**Instructions to follow:** Write out the material again word for word, dropping any images it holds.

Excerpts from a figure dataset
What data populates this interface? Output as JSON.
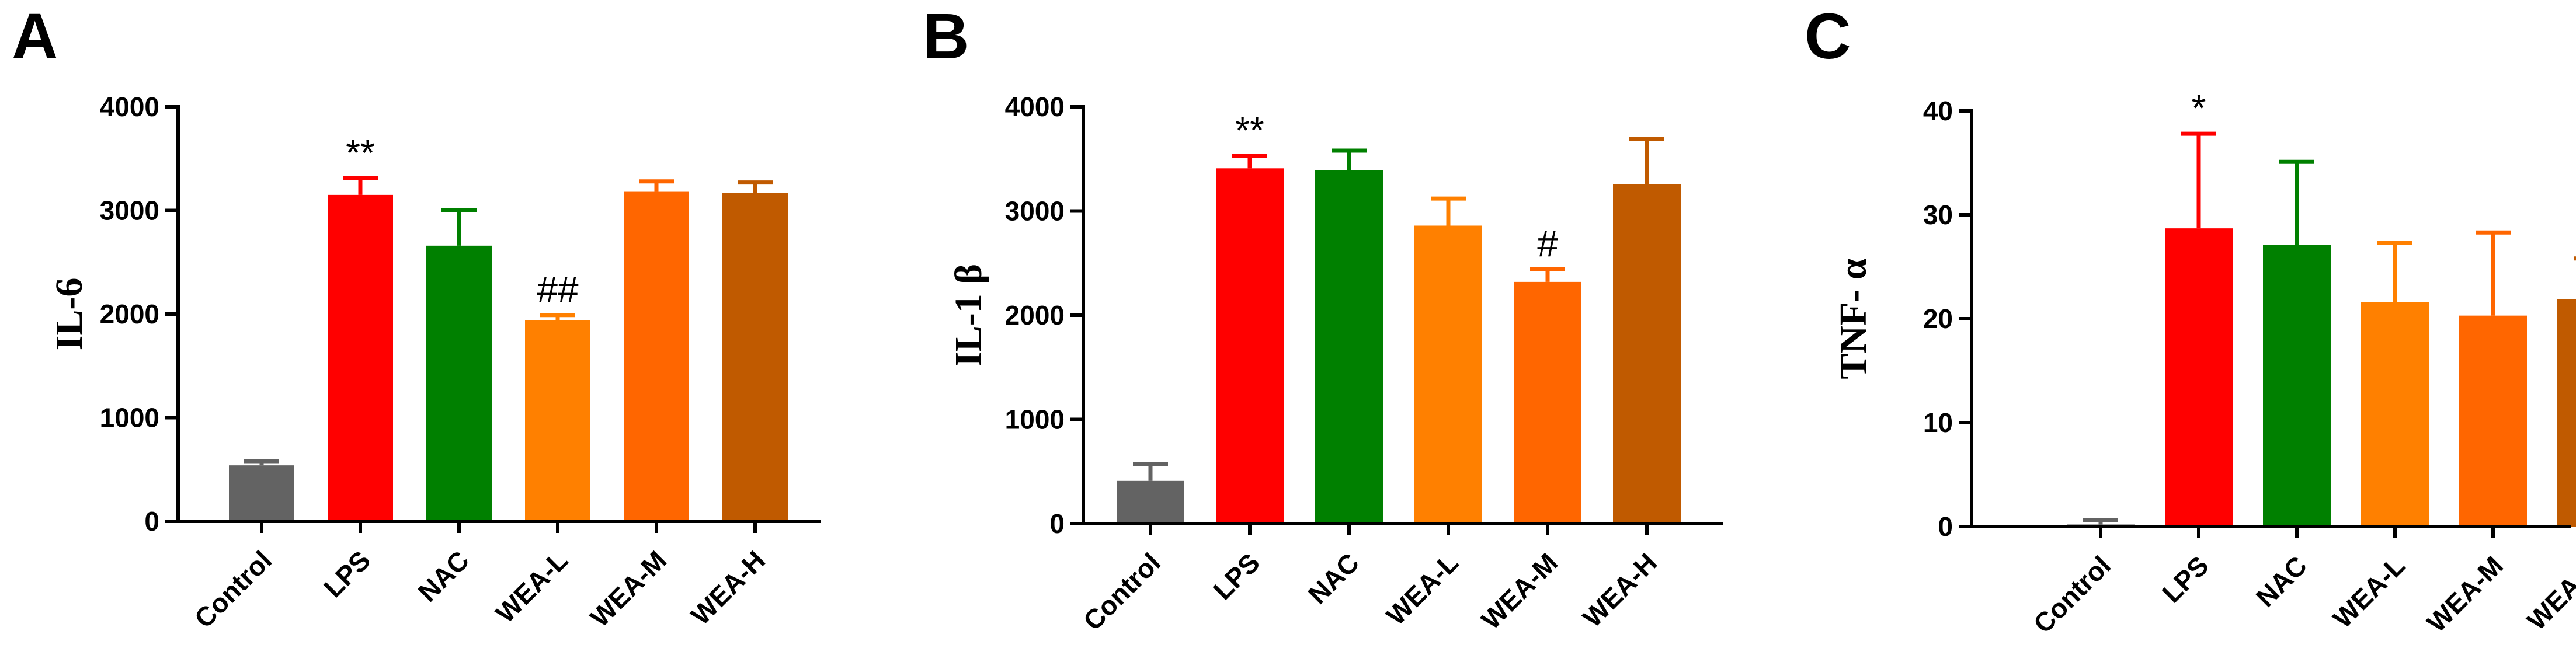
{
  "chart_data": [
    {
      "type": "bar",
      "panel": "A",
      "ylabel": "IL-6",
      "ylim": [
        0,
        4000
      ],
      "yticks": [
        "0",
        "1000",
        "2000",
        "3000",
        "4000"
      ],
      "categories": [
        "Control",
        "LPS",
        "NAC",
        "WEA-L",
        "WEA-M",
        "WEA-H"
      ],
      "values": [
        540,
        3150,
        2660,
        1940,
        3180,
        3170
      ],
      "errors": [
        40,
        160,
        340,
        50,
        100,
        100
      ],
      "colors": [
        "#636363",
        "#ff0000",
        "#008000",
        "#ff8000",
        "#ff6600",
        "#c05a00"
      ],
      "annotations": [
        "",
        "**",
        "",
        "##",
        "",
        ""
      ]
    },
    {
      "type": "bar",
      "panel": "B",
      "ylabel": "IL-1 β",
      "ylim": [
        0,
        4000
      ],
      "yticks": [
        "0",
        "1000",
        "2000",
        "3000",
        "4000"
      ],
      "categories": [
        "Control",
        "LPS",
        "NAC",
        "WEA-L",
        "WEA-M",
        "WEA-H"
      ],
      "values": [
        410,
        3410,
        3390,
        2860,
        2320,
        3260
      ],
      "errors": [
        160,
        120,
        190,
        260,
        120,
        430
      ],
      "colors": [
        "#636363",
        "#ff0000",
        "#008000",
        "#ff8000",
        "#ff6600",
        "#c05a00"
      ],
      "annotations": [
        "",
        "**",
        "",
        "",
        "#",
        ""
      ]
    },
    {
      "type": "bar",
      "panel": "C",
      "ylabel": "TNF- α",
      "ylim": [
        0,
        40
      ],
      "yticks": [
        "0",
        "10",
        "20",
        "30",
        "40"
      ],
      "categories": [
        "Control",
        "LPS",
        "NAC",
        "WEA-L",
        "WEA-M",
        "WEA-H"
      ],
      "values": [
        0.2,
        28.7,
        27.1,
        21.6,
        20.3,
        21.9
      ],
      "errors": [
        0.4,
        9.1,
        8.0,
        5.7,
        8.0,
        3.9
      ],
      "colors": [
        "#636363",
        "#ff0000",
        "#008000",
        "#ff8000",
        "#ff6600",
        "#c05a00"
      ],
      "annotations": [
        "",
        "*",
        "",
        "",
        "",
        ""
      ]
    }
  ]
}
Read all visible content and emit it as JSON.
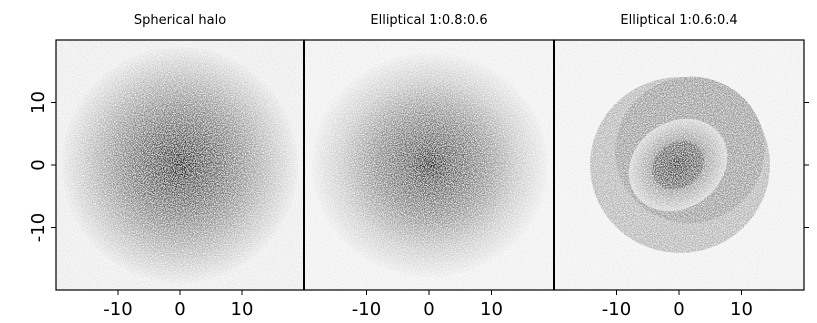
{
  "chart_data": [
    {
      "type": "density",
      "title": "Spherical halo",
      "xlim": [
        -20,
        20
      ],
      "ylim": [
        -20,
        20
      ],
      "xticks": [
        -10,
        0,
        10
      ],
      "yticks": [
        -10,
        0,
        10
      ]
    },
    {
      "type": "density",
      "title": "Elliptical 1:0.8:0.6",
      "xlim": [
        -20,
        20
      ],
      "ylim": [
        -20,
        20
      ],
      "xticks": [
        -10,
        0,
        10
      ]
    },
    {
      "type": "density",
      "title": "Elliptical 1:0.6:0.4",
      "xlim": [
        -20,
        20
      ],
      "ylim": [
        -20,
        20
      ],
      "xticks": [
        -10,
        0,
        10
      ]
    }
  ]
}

**Complete output:**
What data populates this interface? Output as JSON.
{
  "chart_data": [
    {
      "type": "bar",
      "panel": "A",
      "ylabel": "IL-6",
      "ylim": [
        0,
        4000
      ],
      "yticks": [
        "0",
        "1000",
        "2000",
        "3000",
        "4000"
      ],
      "categories": [
        "Control",
        "LPS",
        "NAC",
        "WEA-L",
        "WEA-M",
        "WEA-H"
      ],
      "values": [
        540,
        3150,
        2660,
        1940,
        3180,
        3170
      ],
      "errors": [
        40,
        160,
        340,
        50,
        100,
        100
      ],
      "colors": [
        "#636363",
        "#ff0000",
        "#008000",
        "#ff8000",
        "#ff6600",
        "#c05a00"
      ],
      "annotations": [
        "",
        "**",
        "",
        "##",
        "",
        ""
      ]
    },
    {
      "type": "bar",
      "panel": "B",
      "ylabel": "IL-1 β",
      "ylim": [
        0,
        4000
      ],
      "yticks": [
        "0",
        "1000",
        "2000",
        "3000",
        "4000"
      ],
      "categories": [
        "Control",
        "LPS",
        "NAC",
        "WEA-L",
        "WEA-M",
        "WEA-H"
      ],
      "values": [
        410,
        3410,
        3390,
        2860,
        2320,
        3260
      ],
      "errors": [
        160,
        120,
        190,
        260,
        120,
        430
      ],
      "colors": [
        "#636363",
        "#ff0000",
        "#008000",
        "#ff8000",
        "#ff6600",
        "#c05a00"
      ],
      "annotations": [
        "",
        "**",
        "",
        "",
        "#",
        ""
      ]
    },
    {
      "type": "bar",
      "panel": "C",
      "ylabel": "TNF- α",
      "ylim": [
        0,
        40
      ],
      "yticks": [
        "0",
        "10",
        "20",
        "30",
        "40"
      ],
      "categories": [
        "Control",
        "LPS",
        "NAC",
        "WEA-L",
        "WEA-M",
        "WEA-H"
      ],
      "values": [
        0.2,
        28.7,
        27.1,
        21.6,
        20.3,
        21.9
      ],
      "errors": [
        0.4,
        9.1,
        8.0,
        5.7,
        8.0,
        3.9
      ],
      "colors": [
        "#636363",
        "#ff0000",
        "#008000",
        "#ff8000",
        "#ff6600",
        "#c05a00"
      ],
      "annotations": [
        "",
        "*",
        "",
        "",
        "",
        ""
      ]
    }
  ]
}
Read all visible content and emit it as JSON.
{
  "chart_data": [
    {
      "type": "density",
      "title": "Spherical halo",
      "xlim": [
        -20,
        20
      ],
      "ylim": [
        -20,
        20
      ],
      "xticks": [
        -10,
        0,
        10
      ],
      "yticks": [
        -10,
        0,
        10
      ]
    },
    {
      "type": "density",
      "title": "Elliptical 1:0.8:0.6",
      "xlim": [
        -20,
        20
      ],
      "ylim": [
        -20,
        20
      ],
      "xticks": [
        -10,
        0,
        10
      ]
    },
    {
      "type": "density",
      "title": "Elliptical 1:0.6:0.4",
      "xlim": [
        -20,
        20
      ],
      "ylim": [
        -20,
        20
      ],
      "xticks": [
        -10,
        0,
        10
      ]
    }
  ]
}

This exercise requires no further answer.